*Text extract*.
----------

Archive for January 16th, 2008

Sign-in queues are annoying

Wednesday, January 16th, 2008

I don’t understand why Blizzard hasn’t figured out a better way to do login in the years the service has been live. I’m logging in now (3:56 PM Pacific) and there is a line of 250 people trying to login and the estimated time is ~10 minutes. Seems like something they could improve.

Hmmm… maybe they need a PM lead to prioritize it? ;-)

For the sake of full disclosure

Wednesday, January 16th, 2008

I did pay the $19.99 and I love all the new apps and customizations on my iPod Touch. Still… if it goes to free in 30 days I’ll scream bloody murder (and then chuckle at the people who waited).

Yes, I’m predictable.

Seth’s post of Workaholics

Wednesday, January 16th, 2008

Well, I think it is pretty clear that Seth Godin’s blog now has a place of prominence in my blog reader. When his new post shows up I generally will read it before anything else, even my friend status updates from Facebook. ;-)

Anyway, today he has a post about Workaholics that struck a chord with me. Here is his post but you should go and check out his blog:

Workaholics

 

A workaholic lives on fear. It’s fear that drives him to show up all the time. The best defense, apparently, is a good attendance record.

A new class of jobs (and workers) is creating a different sort of worker, though. This is the person who works out of passion and curiosity, not fear.

The passionate worker doesn’t show up because she’s afraid of getting in trouble, she shows up because it’s a hobby that pays. The passionate worker is busy blogging on vacation… because posting that thought and seeing the feedback it generates is actually more fun than sitting on the beach for another hour. The passionate worker tweaks a site design after dinner because, hey, it’s a lot more fun than watching TV.

It was hard to imagine someone being passionate about mining coal or scrubbing dishes. But the new face of work, at least for some people, opens up the possibility that work is the thing (much of the time) that you’d most like to do. Designing jobs like that is obviously smart. Finding one is brilliant.

----------

*What to produce*. Copy the blog archive above word for word, from "Seth’s post of" to "from Facebook. ;-)".

----------

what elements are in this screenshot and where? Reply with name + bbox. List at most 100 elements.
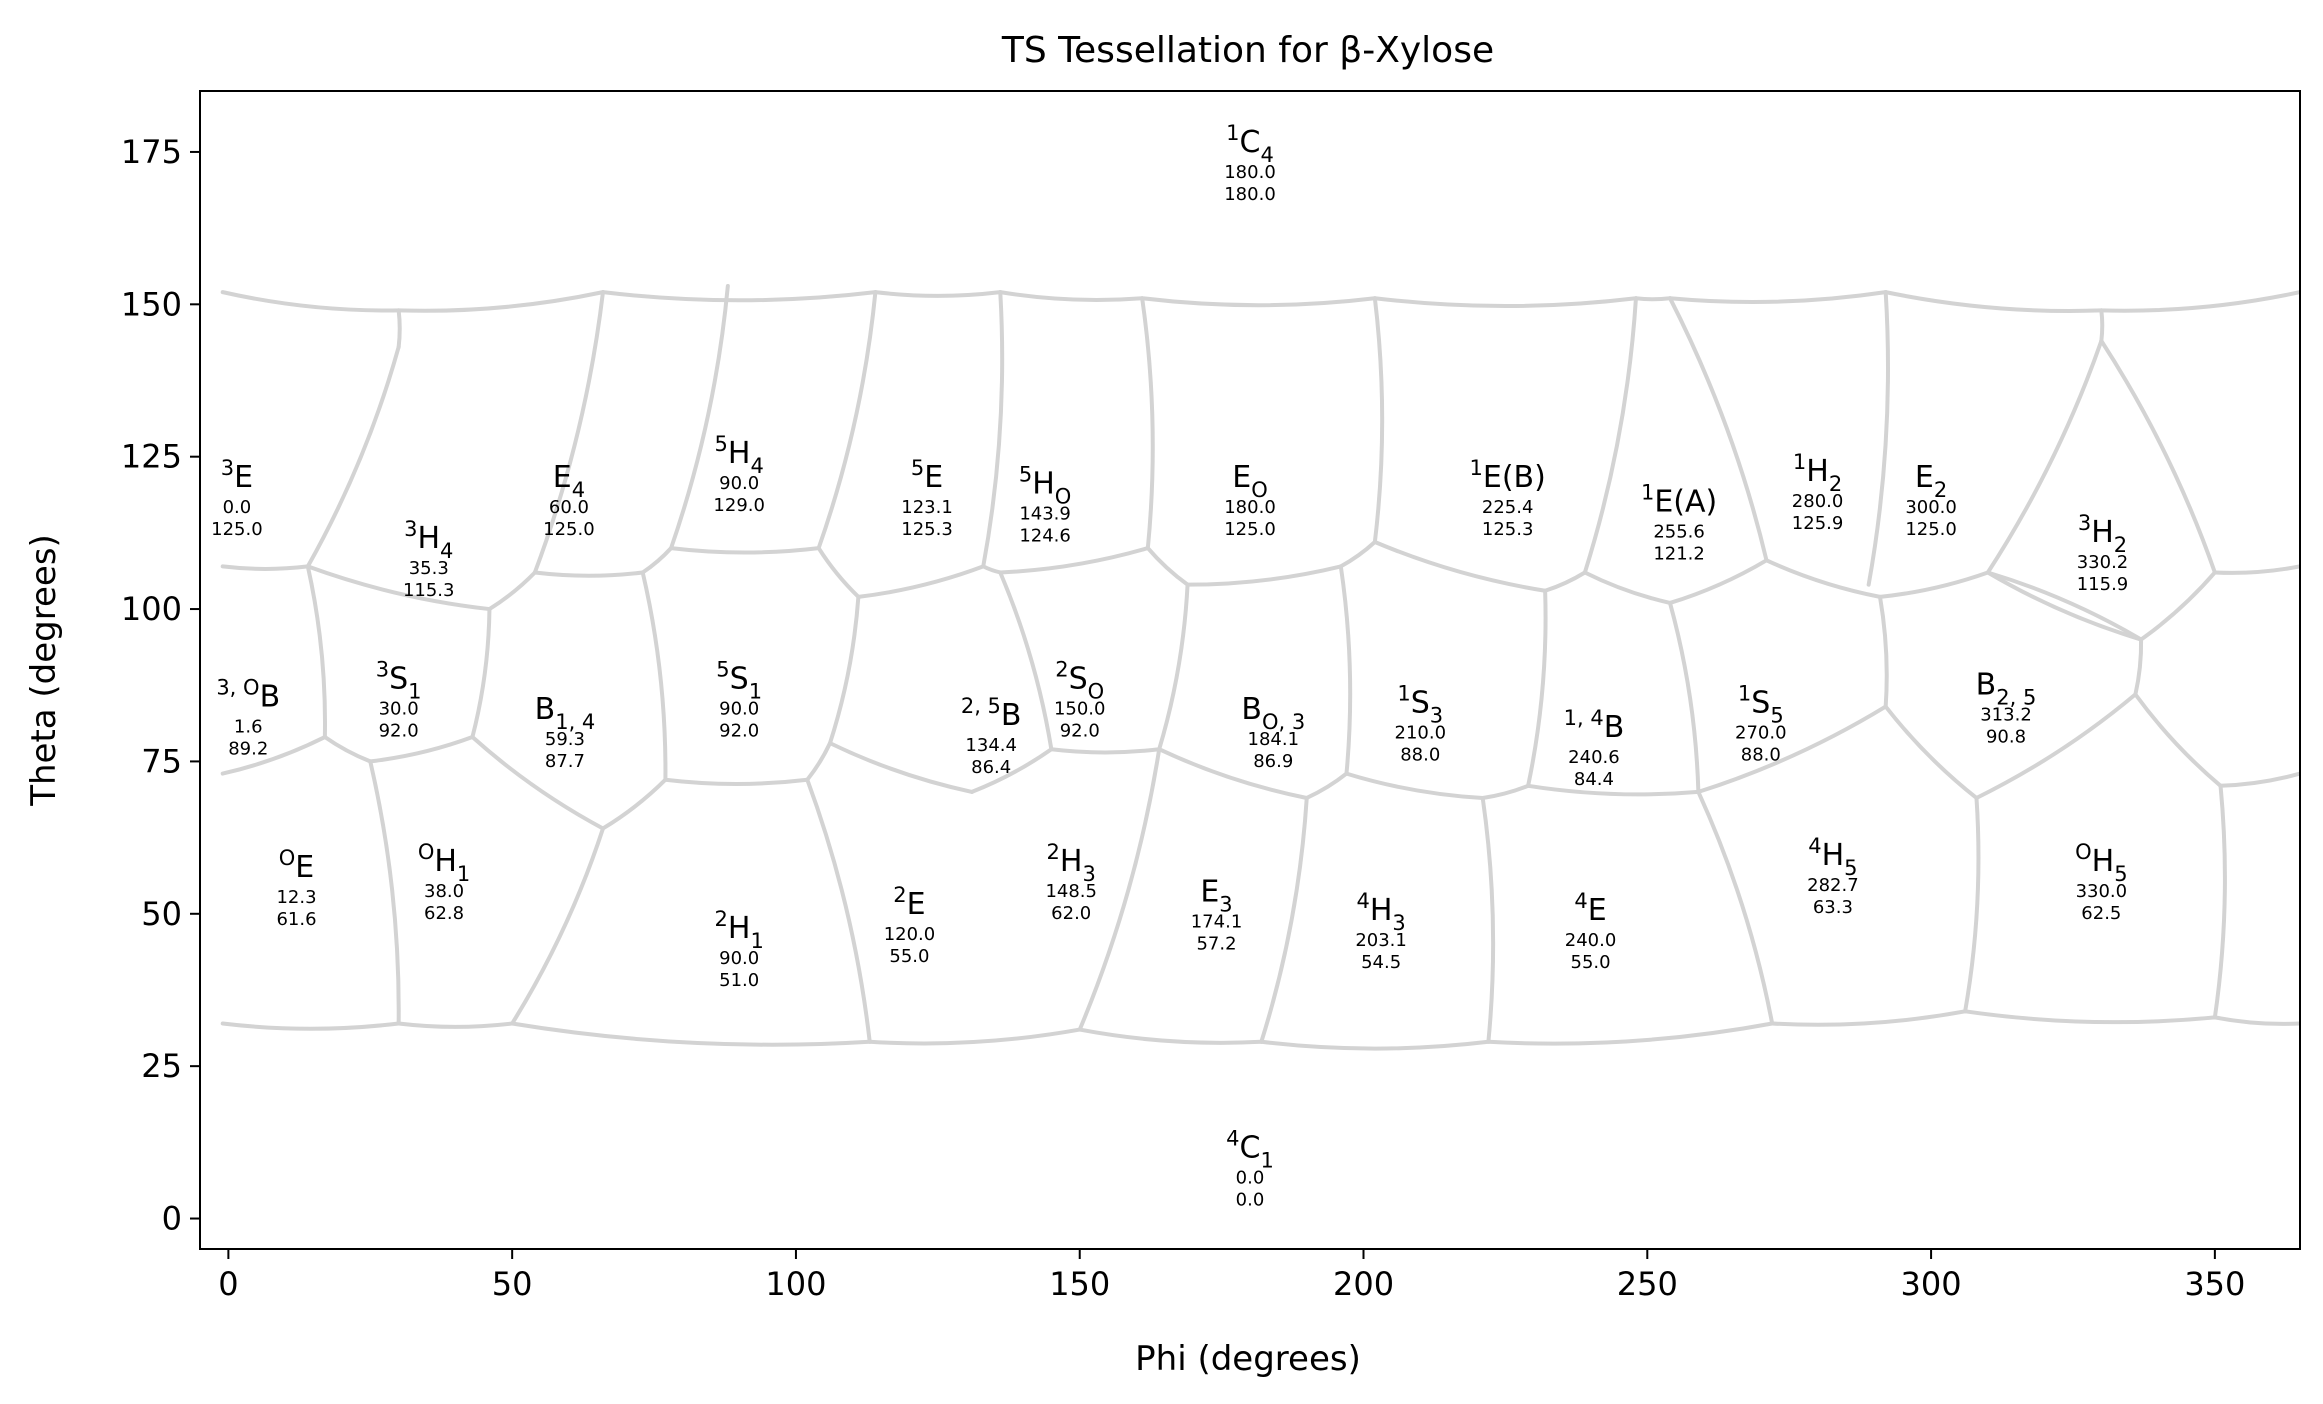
tessellation-edge [470,607,492,740]
tessellation-edge [305,344,401,569]
tessellation-edge [1480,795,1496,1044]
region-theta-value: 0.0 [1236,1190,1265,1211]
region-phi-value: 210.0 [1395,723,1447,744]
region-phi-value: 330.0 [2076,881,2128,902]
tessellation-edge [1878,570,1990,599]
tessellation-edge [998,546,1150,575]
tessellation-edge [2133,692,2223,788]
region-name: 1E(B) [1470,456,1546,495]
tessellation-edge [1696,789,1775,1026]
region-name: BO, 3 [1241,692,1305,734]
region-phi-value: 174.1 [1191,912,1243,933]
tessellation-edge [510,1021,872,1047]
tessellation-edge [305,564,328,740]
tessellation-edge [368,759,401,1026]
y-tick-label: 125 [121,438,182,476]
region-name: 1, 4B [1564,706,1625,745]
region-phi-value: 280.0 [1792,491,1844,512]
region-name: 5S1 [716,657,762,703]
region-name: B1, 4 [535,692,596,734]
tessellation-edge [856,564,986,599]
x-tick-label: 50 [492,1265,533,1303]
region-name: 5E [911,456,943,495]
x-axis: 0 50 100 150 200 250 300 350 [218,1249,2245,1303]
region-theta-value: 61.6 [276,909,316,930]
tessellation-edge [532,290,605,575]
tessellation-edge [1486,1021,1775,1046]
tessellation-edge [220,1021,401,1031]
tessellation-edge [867,1027,1082,1046]
tessellation-edge [2139,570,2217,642]
tessellation-edge [1526,783,1701,797]
tessellation-edge [805,777,872,1044]
x-tick-label: 250 [1617,1265,1678,1303]
region-phi-value: 143.9 [1019,503,1071,524]
region-phi-value: 35.3 [409,558,449,579]
region-label: 3, OB1.689.2 [216,676,280,760]
region-theta-value: 125.0 [1905,519,1957,540]
region-name: EO [1232,460,1268,502]
tessellation-edge [805,741,832,782]
tessellation-edge [1963,1009,2217,1025]
tessellation-edge [396,1021,515,1029]
tessellation-edge [600,290,878,303]
tessellation-edge [669,284,730,551]
y-tick-label: 25 [141,1047,182,1085]
region-phi-value: 240.0 [1565,930,1617,951]
region-theta-value: 125.3 [1482,519,1534,540]
plot-frame [199,90,2301,1250]
tessellation-edge [368,735,475,764]
region-name: 4C1 [1226,1127,1274,1173]
tessellation-edge [1582,296,1638,575]
region-phi-value: 313.2 [1980,704,2032,725]
tessellation-edge [1157,582,1190,752]
region-theta-value: 115.9 [2077,574,2129,595]
region-theta-value: 57.2 [1196,934,1236,955]
tessellation-edge [1668,290,1888,304]
region-theta-value: 115.3 [403,580,455,601]
tessellation-edge [1668,558,1769,605]
region-phi-value: 0.0 [223,497,252,518]
region-theta-value: 125.9 [1792,513,1844,534]
tessellation-edge [1985,338,2104,575]
tessellation-edge [487,570,537,612]
region-name: B2, 5 [1976,667,2037,709]
region-phi-value: 225.4 [1482,497,1534,518]
region-phi-value: 59.3 [545,729,585,750]
tessellation-edge [2099,290,2300,313]
tessellation-edge [1582,570,1672,605]
region-theta-value: 55.0 [889,946,929,967]
region-theta-value: 51.0 [719,970,759,991]
tessellation-edge [1344,771,1485,800]
region-theta-value: 125.0 [543,519,595,540]
region-name: E3 [1200,875,1232,917]
region-theta-value: 84.4 [1574,769,1614,790]
region-name: 3E [221,456,253,495]
region-theta-value: 62.0 [1051,903,1091,924]
tessellation-edge [816,546,861,599]
tessellation-edge [969,747,1054,794]
tessellation-edge [220,564,310,571]
region-theta-value: 89.2 [228,739,268,760]
region-phi-value: 255.6 [1653,522,1705,543]
region-name: 1E(A) [1641,481,1717,520]
tessellation-edge [1985,570,2144,642]
x-tick-label: 150 [1049,1265,1110,1303]
region-theta-value: 92.0 [379,720,419,741]
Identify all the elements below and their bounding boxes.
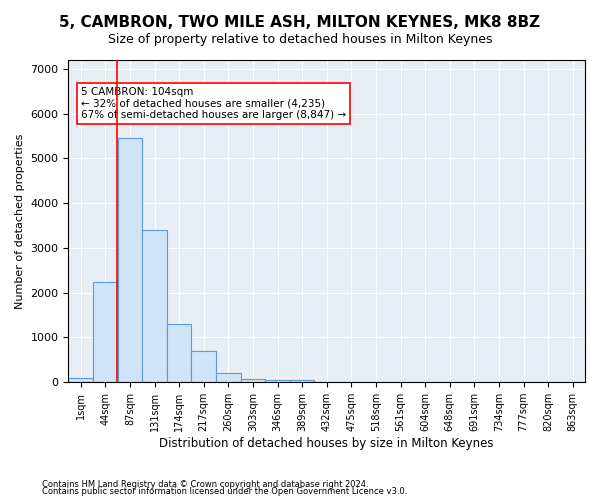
Text: 5 CAMBRON: 104sqm
← 32% of detached houses are smaller (4,235)
67% of semi-detac: 5 CAMBRON: 104sqm ← 32% of detached hous… bbox=[81, 87, 346, 120]
Bar bbox=[68, 378, 93, 382]
Text: Size of property relative to detached houses in Milton Keynes: Size of property relative to detached ho… bbox=[108, 32, 492, 46]
Bar bbox=[216, 374, 241, 382]
Text: Contains public sector information licensed under the Open Government Licence v3: Contains public sector information licen… bbox=[42, 487, 407, 496]
Bar bbox=[241, 378, 265, 382]
X-axis label: Distribution of detached houses by size in Milton Keynes: Distribution of detached houses by size … bbox=[160, 437, 494, 450]
Bar bbox=[191, 351, 216, 382]
Bar bbox=[290, 380, 314, 382]
Text: Contains HM Land Registry data © Crown copyright and database right 2024.: Contains HM Land Registry data © Crown c… bbox=[42, 480, 368, 489]
Bar bbox=[167, 324, 191, 382]
Y-axis label: Number of detached properties: Number of detached properties bbox=[15, 134, 25, 309]
Bar bbox=[265, 380, 290, 382]
Bar bbox=[118, 138, 142, 382]
Text: 5, CAMBRON, TWO MILE ASH, MILTON KEYNES, MK8 8BZ: 5, CAMBRON, TWO MILE ASH, MILTON KEYNES,… bbox=[59, 15, 541, 30]
Bar bbox=[93, 282, 118, 382]
Bar bbox=[142, 230, 167, 382]
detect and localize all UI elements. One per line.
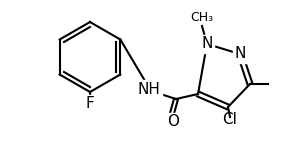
Text: N: N [201,36,213,52]
Text: O: O [167,114,179,130]
Text: F: F [86,97,94,112]
Text: NH: NH [138,81,160,97]
Text: Cl: Cl [223,112,237,126]
Text: CH₃: CH₃ [190,11,213,24]
Text: N: N [234,47,246,62]
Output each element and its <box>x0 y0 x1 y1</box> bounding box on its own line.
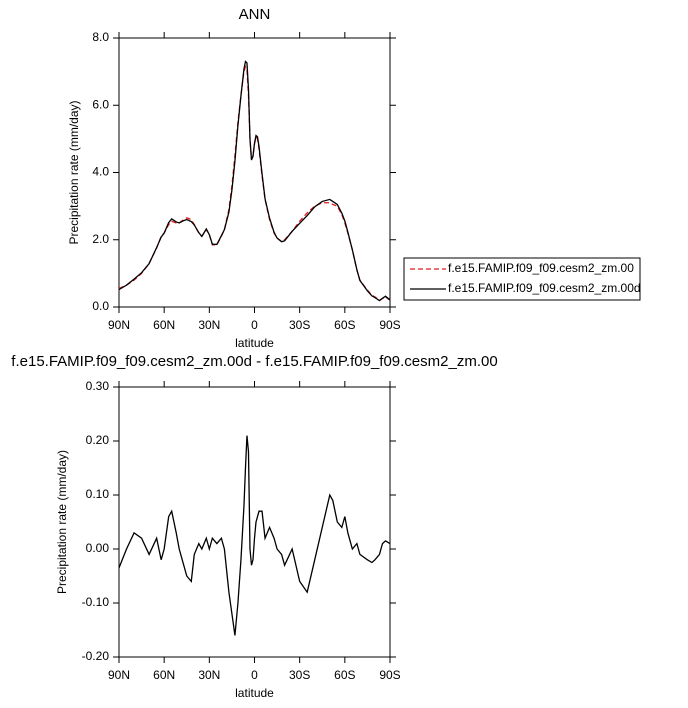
legend-label: f.e15.FAMIP.f09_f09.cesm2_zm.00 <box>448 261 634 275</box>
x-tick-label: 30S <box>289 318 310 332</box>
x-tick-label: 0 <box>251 668 258 682</box>
x-tick-label: 90N <box>108 668 130 682</box>
x-tick-label: 30S <box>289 668 310 682</box>
data-line <box>118 60 391 302</box>
y-tick-label: 2.0 <box>92 232 109 246</box>
chart-title: f.e15.FAMIP.f09_f09.cesm2_zm.00d - f.e15… <box>11 353 497 370</box>
x-tick-label: 60N <box>153 318 175 332</box>
x-tick-label: 0 <box>251 318 258 332</box>
y-tick-label: 8.0 <box>92 30 109 44</box>
y-tick-label: 0.20 <box>86 433 110 447</box>
x-tick-label: 90S <box>379 668 400 682</box>
y-tick-label: 0.0 <box>92 299 109 313</box>
y-tick-label: -0.10 <box>82 595 110 609</box>
y-axis-label: Precipitation rate (mm/day) <box>67 100 81 244</box>
y-tick-label: 0.00 <box>86 541 110 555</box>
plot-frame <box>118 37 391 308</box>
y-tick-label: 4.0 <box>92 165 109 179</box>
chart-title: ANN <box>239 6 271 23</box>
legend-label: f.e15.FAMIP.f09_f09.cesm2_zm.00d <box>448 281 641 295</box>
y-tick-label: 0.30 <box>86 379 110 393</box>
x-axis-label: latitude <box>235 336 274 350</box>
x-tick-label: 30N <box>198 668 220 682</box>
x-tick-label: 90N <box>108 318 130 332</box>
y-tick-label: -0.20 <box>82 649 110 663</box>
x-axis-label: latitude <box>235 686 274 700</box>
data-line <box>118 64 391 302</box>
plot-frame <box>118 386 391 658</box>
y-axis-label: Precipitation rate (mm/day) <box>55 450 69 594</box>
x-tick-label: 60S <box>334 668 355 682</box>
y-tick-label: 0.10 <box>86 487 110 501</box>
data-line <box>118 435 391 636</box>
x-tick-label: 60N <box>153 668 175 682</box>
x-tick-label: 60S <box>334 318 355 332</box>
x-tick-label: 90S <box>379 318 400 332</box>
y-tick-label: 6.0 <box>92 97 109 111</box>
x-tick-label: 30N <box>198 318 220 332</box>
legend-box <box>403 257 641 301</box>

----------

*Response to this task*.
Seth’s post of Workaholics

Wednesday, January 16th, 2008

Well, I think it is pretty clear that Seth Godin’s blog now has a place of prominence in my blog reader. When his new post shows up I generally will read it before anything else, even my friend status updates from Facebook. ;-)